*** Input data ***

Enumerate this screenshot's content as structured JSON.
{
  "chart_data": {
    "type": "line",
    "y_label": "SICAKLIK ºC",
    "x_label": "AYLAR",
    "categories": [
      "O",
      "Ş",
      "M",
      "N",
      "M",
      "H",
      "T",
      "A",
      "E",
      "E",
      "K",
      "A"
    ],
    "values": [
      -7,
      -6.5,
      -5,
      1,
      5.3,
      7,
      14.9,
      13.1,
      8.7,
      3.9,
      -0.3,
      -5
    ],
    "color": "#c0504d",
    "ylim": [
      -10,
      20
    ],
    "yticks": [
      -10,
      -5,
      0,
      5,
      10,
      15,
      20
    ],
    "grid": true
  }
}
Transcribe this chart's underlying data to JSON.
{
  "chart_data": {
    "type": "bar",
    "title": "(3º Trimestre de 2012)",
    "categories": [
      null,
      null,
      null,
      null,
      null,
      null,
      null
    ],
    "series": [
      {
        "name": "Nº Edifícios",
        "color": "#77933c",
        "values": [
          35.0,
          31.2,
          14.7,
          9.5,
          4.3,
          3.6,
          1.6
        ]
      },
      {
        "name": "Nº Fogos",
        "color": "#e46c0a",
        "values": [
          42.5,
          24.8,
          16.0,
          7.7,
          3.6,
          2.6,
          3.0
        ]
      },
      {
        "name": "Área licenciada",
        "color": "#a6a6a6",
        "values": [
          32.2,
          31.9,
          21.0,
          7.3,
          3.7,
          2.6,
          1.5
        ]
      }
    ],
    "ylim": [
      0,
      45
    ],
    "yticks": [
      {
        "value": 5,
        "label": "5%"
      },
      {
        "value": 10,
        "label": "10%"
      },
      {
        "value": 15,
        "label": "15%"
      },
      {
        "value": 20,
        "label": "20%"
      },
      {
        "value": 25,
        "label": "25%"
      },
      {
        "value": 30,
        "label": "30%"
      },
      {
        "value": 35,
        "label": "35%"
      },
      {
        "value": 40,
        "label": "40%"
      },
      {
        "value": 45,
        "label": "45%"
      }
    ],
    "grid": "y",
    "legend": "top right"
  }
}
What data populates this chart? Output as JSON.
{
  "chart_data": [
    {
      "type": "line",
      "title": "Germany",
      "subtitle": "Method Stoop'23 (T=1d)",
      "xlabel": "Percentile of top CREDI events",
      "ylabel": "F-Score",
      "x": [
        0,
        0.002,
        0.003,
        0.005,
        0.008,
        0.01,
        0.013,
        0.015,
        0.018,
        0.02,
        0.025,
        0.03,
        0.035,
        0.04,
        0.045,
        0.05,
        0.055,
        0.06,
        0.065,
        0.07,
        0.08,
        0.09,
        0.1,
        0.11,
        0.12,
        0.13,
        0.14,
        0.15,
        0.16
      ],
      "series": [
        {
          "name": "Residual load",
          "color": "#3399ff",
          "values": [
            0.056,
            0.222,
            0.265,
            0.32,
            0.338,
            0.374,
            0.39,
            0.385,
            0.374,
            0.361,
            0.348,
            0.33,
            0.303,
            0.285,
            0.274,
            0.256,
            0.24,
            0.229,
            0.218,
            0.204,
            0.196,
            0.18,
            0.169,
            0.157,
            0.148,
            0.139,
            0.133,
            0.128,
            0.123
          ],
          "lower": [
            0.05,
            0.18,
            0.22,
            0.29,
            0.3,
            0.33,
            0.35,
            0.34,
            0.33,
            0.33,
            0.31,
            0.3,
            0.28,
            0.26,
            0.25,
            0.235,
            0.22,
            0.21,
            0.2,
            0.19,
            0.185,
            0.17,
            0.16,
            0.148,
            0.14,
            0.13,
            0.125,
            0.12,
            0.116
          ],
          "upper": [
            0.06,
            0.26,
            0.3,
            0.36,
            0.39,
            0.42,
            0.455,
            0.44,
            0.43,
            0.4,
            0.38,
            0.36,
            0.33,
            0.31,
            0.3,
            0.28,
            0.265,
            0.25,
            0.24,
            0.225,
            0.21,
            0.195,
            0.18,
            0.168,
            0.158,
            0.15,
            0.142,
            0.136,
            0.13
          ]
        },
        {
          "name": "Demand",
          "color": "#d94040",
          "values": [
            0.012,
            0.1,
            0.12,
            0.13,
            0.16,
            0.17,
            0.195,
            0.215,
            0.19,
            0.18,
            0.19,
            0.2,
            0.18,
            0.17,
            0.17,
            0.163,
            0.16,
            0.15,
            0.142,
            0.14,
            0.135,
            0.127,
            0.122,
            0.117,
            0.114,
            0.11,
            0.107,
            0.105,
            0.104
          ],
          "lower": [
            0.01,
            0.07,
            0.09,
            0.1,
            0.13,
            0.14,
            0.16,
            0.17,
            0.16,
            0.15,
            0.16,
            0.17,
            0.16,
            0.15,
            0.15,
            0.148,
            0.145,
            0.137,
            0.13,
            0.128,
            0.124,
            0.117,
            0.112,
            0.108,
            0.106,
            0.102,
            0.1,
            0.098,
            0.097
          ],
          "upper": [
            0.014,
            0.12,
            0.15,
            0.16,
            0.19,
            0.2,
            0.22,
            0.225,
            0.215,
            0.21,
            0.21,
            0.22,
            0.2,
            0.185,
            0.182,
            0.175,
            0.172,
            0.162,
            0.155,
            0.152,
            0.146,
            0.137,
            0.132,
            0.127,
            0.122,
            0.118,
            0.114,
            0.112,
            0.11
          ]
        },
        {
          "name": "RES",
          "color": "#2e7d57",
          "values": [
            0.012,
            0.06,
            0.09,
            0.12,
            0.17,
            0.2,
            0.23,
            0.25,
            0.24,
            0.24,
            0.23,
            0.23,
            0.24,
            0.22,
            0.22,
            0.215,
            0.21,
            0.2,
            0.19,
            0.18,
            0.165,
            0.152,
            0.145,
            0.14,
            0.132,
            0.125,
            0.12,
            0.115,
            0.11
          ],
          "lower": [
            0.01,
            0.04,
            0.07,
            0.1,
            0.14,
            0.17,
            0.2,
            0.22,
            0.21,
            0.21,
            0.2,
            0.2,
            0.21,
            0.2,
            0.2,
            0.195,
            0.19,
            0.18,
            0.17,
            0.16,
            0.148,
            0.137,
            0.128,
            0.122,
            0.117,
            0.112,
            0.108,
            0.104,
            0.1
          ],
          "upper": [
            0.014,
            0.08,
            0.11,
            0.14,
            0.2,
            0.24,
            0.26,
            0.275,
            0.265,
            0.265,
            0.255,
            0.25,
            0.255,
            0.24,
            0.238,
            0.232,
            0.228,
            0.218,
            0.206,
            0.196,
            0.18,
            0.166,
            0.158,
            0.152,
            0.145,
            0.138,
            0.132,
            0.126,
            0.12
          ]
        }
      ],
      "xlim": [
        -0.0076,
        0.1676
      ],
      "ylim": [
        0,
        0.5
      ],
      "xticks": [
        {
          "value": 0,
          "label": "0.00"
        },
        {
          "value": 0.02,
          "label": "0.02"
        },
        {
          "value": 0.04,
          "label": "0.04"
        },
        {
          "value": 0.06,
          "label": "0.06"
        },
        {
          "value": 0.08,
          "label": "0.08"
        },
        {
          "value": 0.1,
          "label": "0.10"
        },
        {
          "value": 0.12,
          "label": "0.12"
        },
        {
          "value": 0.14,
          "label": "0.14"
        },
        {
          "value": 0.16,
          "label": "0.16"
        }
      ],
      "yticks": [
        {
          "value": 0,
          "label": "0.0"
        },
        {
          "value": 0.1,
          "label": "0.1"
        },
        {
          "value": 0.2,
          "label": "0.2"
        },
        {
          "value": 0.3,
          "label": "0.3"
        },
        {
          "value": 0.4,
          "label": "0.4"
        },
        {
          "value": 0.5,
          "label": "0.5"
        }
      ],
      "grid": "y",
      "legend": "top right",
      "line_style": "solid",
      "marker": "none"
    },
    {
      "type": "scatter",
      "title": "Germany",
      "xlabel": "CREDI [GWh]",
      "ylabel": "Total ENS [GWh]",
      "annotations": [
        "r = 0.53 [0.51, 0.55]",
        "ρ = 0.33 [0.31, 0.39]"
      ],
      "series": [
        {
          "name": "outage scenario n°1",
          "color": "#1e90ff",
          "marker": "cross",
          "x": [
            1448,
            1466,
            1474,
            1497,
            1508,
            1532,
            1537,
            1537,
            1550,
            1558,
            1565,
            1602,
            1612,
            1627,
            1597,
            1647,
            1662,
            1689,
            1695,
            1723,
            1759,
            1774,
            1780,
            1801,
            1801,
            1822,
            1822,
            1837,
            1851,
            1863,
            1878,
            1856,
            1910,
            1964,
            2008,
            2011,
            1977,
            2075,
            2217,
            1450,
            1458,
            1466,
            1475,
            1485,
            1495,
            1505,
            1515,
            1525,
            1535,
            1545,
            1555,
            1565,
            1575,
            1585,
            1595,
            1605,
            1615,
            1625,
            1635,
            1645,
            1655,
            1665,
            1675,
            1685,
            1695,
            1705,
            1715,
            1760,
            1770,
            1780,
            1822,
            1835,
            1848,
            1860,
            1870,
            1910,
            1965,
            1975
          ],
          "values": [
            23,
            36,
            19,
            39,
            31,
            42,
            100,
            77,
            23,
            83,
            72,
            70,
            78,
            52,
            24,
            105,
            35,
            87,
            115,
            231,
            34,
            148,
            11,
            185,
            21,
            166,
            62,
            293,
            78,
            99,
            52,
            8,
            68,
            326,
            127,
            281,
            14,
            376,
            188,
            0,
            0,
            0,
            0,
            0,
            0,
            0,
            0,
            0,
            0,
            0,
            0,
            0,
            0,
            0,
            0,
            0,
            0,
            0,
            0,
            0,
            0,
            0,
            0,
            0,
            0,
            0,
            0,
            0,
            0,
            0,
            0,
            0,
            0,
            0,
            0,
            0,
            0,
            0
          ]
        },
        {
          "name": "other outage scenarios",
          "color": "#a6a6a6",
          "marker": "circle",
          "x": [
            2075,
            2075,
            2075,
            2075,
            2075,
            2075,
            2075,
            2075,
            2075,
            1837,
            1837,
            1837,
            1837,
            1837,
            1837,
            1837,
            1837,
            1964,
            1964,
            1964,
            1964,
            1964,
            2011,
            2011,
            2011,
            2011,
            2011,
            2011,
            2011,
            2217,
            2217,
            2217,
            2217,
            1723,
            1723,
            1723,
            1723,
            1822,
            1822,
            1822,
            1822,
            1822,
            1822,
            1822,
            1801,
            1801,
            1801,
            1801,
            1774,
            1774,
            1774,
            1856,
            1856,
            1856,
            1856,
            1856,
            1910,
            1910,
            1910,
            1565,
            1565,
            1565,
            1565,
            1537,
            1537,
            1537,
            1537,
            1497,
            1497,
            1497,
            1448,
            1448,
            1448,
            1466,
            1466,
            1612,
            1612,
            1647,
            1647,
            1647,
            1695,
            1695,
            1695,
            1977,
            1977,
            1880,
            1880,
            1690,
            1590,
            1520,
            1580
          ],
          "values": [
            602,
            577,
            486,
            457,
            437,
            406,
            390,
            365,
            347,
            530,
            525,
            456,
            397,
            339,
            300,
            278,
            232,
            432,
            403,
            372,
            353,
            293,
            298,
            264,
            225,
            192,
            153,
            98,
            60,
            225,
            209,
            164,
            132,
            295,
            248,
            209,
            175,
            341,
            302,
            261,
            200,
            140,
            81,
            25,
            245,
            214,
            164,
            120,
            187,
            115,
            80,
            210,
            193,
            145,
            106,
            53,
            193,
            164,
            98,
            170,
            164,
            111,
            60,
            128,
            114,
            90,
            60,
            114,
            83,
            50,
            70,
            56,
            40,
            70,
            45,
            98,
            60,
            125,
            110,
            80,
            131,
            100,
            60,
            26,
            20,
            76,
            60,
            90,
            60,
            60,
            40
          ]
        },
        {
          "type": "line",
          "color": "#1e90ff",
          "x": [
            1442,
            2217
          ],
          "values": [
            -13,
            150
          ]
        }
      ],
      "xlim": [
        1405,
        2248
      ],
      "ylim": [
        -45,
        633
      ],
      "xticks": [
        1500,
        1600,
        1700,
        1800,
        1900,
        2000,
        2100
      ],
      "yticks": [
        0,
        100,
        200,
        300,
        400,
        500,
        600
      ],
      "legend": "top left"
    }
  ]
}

***

** Problem to solve **
Please list every line of the records that contains "legend".

** Task result **
    "legend": "top right"
      "legend": "top right",
      "legend": "top left"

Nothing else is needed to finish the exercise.